Prompt 1:
Check each statement against the post about setting up Ruler. Answer yes or no, and quote the words of the post that decide it.
(a) Initializing Ruler creates a .ruler/ directory and a ruler.toml config.
(b) Ruler is installed with npm.
(c) The Cursor rule tells the tool to cross-reference calls between sub-projects.
Prompt 2:
Answer these questions from the post about setting up Ruler.
(a) Which CLAUDE.md file holds the blog writing voice, formatting rules and structure?
(b) What command initializes Ruler at the repo root?
(c) According to the Cursor rule, each directory within which two folders is a sub-project?

Source text:
I use Cursor and Claude Code, sometimes Codex, and I'm about to try OpenCode. Each tool has its own rules format, and I've been maintaining them separately. Ruler generates each tool's native config from a single source. Worth setting up.
I'm trying to keep up. There are too many tools. I don't want to migrate things around. We're using this at work too, since different devs use different tools. Here's how I set up Ruler to consolidate my Cursor and Claude rules together.
I had this rule in Cursor:
# Monorepo rules
This git repo is a monorepo. It contains multiple sub-projects.
Do not look for context or cross-reference calls between sub-projects.
Each directory within apps/ and games/ is a sub-project. They shouldn't
share code.
Claude Code has CLAUDE.md files scattered through the tree:
| File | Contents |
|---|---|
CLAUDE.md (root) |
Branching: never commit to main, always PR |
apps/games/sillyapp/CLAUDE.md |
iOS build and test commands, simulator lifecycle |
apps/blog/.../posts/CLAUDE.md |
Blog writing voice, formatting rules, structure |
apps/games/kid-bot-battle-sim/features/CLAUDE.md |
Interface details for that feature set |
npm install -g @intellectronica/ruler
Initialize at the repo root:
ruler init
This creates a .ruler/ directory and a ruler.toml config. Drop your
instructions as Markdown files inside .ruler/, then:
ruler apply
Claude Code gets CLAUDE.md. Everything else (Cursor, OpenCode, Codex,
Copilot, 30+ others) gets AGENTS.md. Generated files go into .gitignore
automatically, so only the .ruler/ source is committed.

Data:
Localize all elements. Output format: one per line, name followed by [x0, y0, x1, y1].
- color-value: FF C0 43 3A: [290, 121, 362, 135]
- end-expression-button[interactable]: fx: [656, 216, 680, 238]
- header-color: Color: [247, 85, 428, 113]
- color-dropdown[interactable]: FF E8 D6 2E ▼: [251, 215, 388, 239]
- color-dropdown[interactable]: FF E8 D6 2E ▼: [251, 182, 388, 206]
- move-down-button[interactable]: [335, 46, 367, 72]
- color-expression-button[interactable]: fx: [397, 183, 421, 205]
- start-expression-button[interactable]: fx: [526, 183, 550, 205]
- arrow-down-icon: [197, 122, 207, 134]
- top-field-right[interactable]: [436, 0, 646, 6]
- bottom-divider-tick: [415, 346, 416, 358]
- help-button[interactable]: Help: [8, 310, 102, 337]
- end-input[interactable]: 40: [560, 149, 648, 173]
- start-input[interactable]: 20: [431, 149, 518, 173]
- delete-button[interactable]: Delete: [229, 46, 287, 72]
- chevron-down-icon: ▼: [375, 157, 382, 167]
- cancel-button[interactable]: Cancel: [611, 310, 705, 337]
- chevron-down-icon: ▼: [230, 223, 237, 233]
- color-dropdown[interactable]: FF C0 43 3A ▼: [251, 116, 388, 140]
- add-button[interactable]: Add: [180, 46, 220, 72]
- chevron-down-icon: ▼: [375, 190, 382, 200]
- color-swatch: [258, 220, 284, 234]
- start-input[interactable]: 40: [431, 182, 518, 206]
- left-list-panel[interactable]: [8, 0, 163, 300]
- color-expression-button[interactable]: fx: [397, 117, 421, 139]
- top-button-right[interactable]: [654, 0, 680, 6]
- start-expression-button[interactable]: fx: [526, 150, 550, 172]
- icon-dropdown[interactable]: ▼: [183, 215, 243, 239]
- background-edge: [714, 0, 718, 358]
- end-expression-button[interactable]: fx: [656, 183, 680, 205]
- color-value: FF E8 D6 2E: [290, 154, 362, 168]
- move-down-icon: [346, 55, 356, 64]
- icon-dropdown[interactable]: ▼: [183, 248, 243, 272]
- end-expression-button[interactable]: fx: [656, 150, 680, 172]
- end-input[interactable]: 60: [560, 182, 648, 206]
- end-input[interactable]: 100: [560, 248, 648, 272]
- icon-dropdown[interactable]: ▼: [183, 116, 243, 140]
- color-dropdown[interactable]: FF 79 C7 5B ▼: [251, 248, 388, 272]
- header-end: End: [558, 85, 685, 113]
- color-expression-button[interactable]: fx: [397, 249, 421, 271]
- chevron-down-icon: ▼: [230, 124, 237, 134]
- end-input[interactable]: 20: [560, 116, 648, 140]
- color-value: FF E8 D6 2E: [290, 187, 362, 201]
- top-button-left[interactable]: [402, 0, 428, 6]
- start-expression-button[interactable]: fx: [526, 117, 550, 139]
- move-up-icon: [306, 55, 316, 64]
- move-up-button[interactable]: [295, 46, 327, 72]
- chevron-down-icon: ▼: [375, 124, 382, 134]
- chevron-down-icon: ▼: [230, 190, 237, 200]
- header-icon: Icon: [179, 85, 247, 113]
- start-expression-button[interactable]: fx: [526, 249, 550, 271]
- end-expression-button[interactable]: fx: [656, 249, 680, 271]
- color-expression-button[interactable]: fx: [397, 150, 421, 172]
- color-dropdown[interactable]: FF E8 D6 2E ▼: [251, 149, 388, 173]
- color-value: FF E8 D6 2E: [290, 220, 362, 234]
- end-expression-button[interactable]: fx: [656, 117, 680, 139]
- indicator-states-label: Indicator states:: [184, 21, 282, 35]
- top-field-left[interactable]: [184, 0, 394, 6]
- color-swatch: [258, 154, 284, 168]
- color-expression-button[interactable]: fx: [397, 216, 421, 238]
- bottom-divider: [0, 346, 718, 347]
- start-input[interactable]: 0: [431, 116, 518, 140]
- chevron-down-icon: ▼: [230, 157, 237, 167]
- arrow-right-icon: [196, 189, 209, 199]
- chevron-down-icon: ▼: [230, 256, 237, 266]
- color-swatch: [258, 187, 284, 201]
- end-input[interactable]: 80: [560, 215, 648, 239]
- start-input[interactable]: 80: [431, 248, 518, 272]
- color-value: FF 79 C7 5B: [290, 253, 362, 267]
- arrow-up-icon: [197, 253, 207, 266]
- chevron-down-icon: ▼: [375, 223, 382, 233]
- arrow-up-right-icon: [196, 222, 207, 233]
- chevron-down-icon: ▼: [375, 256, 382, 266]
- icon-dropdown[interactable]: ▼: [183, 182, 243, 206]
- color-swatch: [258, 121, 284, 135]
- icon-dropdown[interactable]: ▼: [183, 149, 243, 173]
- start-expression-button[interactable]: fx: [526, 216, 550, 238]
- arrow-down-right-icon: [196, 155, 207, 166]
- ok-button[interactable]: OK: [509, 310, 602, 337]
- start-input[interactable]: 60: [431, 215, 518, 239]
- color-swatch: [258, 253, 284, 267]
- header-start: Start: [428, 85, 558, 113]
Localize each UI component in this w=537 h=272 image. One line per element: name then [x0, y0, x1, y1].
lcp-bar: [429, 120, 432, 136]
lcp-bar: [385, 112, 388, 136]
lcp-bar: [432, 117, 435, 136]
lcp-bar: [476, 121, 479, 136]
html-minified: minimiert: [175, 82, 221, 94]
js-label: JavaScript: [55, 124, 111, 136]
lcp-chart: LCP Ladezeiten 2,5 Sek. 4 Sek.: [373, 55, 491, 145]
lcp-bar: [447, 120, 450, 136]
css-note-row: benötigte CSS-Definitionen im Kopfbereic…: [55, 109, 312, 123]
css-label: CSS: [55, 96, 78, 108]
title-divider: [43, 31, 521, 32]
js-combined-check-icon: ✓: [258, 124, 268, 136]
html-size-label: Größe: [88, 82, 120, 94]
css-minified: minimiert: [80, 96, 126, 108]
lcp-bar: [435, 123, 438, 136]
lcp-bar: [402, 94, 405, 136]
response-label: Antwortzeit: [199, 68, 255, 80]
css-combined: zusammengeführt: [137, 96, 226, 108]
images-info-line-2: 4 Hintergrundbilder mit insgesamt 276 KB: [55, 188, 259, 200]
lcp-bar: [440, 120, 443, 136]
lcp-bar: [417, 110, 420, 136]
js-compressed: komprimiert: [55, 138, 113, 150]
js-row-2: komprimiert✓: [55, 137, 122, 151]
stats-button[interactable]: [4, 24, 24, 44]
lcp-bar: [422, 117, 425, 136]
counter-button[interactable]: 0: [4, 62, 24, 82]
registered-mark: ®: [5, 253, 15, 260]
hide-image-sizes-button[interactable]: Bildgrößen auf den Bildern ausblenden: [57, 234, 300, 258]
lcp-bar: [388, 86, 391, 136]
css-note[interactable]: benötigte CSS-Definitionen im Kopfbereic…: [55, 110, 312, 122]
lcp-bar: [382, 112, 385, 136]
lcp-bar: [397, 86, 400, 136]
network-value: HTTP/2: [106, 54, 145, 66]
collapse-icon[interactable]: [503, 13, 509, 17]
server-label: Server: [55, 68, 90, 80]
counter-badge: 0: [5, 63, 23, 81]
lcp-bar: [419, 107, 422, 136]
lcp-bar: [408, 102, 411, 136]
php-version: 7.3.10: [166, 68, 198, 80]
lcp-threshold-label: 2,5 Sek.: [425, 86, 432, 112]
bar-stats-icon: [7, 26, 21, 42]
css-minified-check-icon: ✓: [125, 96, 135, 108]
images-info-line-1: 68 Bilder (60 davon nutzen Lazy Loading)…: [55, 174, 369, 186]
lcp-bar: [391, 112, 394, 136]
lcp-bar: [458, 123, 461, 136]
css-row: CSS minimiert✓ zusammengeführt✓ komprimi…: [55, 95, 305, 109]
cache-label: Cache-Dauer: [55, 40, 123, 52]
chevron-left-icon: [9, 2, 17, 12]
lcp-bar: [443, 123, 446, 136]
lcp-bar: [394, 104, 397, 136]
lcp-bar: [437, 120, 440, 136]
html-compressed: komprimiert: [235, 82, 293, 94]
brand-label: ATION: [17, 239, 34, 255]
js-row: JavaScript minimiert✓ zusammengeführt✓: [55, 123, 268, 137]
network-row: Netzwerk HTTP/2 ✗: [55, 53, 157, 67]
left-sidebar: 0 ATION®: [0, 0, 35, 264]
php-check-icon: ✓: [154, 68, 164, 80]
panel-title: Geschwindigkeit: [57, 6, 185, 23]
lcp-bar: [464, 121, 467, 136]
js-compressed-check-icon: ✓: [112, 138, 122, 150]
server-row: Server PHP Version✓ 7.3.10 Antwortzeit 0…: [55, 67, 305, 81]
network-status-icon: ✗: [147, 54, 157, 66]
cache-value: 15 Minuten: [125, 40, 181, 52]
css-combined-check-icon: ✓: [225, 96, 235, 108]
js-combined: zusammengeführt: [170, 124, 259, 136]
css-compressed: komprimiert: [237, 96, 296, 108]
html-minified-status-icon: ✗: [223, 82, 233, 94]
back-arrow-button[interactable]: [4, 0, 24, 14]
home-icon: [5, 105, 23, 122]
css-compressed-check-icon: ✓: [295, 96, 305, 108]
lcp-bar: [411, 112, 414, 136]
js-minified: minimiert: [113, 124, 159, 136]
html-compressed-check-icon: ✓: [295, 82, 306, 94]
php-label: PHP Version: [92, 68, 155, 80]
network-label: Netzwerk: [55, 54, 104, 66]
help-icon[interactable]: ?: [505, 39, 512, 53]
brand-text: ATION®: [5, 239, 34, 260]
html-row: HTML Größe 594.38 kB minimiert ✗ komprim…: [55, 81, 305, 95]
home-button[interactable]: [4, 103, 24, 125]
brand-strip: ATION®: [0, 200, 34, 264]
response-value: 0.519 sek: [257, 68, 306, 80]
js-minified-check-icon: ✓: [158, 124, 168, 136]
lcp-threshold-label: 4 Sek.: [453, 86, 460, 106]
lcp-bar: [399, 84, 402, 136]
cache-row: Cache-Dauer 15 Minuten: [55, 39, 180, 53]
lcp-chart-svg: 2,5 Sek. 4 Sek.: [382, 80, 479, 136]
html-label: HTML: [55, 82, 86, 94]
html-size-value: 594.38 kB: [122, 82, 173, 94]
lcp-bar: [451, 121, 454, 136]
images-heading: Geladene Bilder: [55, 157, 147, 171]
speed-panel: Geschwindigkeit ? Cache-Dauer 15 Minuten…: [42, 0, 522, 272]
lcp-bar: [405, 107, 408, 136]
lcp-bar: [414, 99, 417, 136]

Problem solution 1:
(a) Yes: "This creates a .ruler/ directory and a ruler.toml config."
(b) Yes: "npm install -g @intellectronica/ruler"
(c) No: "Do not look for context or cross-reference calls between sub-projects."

Problem solution 2:
(a) apps/blog/.../posts/CLAUDE.md
(b) ruler init
(c) apps/ and games/